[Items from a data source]
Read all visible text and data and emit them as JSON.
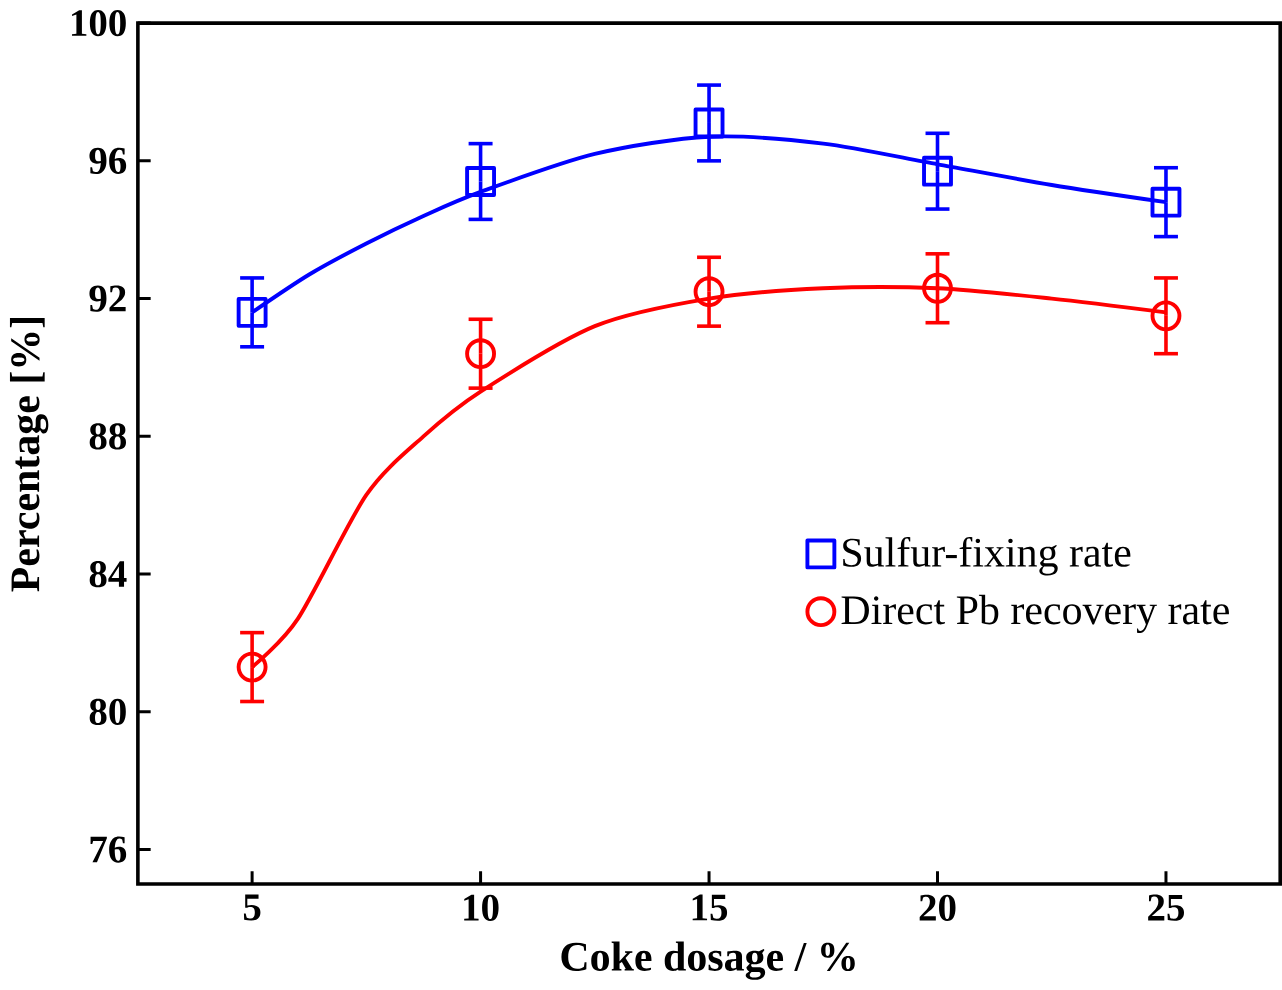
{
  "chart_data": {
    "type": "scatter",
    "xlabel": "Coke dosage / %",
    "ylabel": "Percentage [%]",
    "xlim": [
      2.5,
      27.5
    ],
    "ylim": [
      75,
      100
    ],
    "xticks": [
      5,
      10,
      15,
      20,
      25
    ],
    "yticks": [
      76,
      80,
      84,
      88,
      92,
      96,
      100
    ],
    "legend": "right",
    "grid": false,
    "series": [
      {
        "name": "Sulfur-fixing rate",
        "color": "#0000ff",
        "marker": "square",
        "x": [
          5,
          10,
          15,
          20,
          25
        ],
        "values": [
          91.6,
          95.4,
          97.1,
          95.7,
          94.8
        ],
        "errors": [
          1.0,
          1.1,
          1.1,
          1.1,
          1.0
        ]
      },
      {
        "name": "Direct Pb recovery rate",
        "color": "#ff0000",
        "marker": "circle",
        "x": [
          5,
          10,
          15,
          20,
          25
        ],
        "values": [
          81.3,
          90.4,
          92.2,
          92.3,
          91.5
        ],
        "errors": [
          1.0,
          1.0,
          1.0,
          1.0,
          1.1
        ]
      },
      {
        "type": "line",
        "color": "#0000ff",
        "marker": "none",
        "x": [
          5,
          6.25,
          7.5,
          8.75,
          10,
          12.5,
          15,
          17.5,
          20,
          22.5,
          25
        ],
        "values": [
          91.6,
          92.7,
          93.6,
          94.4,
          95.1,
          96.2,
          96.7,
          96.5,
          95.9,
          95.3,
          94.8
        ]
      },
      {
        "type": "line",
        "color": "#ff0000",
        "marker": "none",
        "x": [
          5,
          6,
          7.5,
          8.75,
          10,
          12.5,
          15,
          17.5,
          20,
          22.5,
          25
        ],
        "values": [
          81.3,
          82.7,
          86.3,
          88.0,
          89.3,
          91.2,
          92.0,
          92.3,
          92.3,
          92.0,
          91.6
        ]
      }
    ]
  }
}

--

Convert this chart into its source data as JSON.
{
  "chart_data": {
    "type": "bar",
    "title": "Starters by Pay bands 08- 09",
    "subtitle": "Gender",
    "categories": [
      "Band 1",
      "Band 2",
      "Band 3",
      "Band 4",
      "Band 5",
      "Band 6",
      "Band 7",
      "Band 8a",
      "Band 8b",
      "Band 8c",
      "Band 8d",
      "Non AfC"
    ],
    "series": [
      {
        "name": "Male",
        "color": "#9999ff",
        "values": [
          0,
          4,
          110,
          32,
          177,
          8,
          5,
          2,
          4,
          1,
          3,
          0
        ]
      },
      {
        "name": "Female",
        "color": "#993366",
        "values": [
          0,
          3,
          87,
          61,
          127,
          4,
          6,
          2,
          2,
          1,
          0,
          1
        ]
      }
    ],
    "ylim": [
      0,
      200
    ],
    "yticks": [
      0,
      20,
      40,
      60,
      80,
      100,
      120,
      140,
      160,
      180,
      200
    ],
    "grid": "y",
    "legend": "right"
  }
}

§ **TASK**: List the lines of the records where "type" occurs.

§ **EXERCISE OUTPUT**:
    "type": "scatter",
        "type": "line",
        "type": "line",
    "type": "bar",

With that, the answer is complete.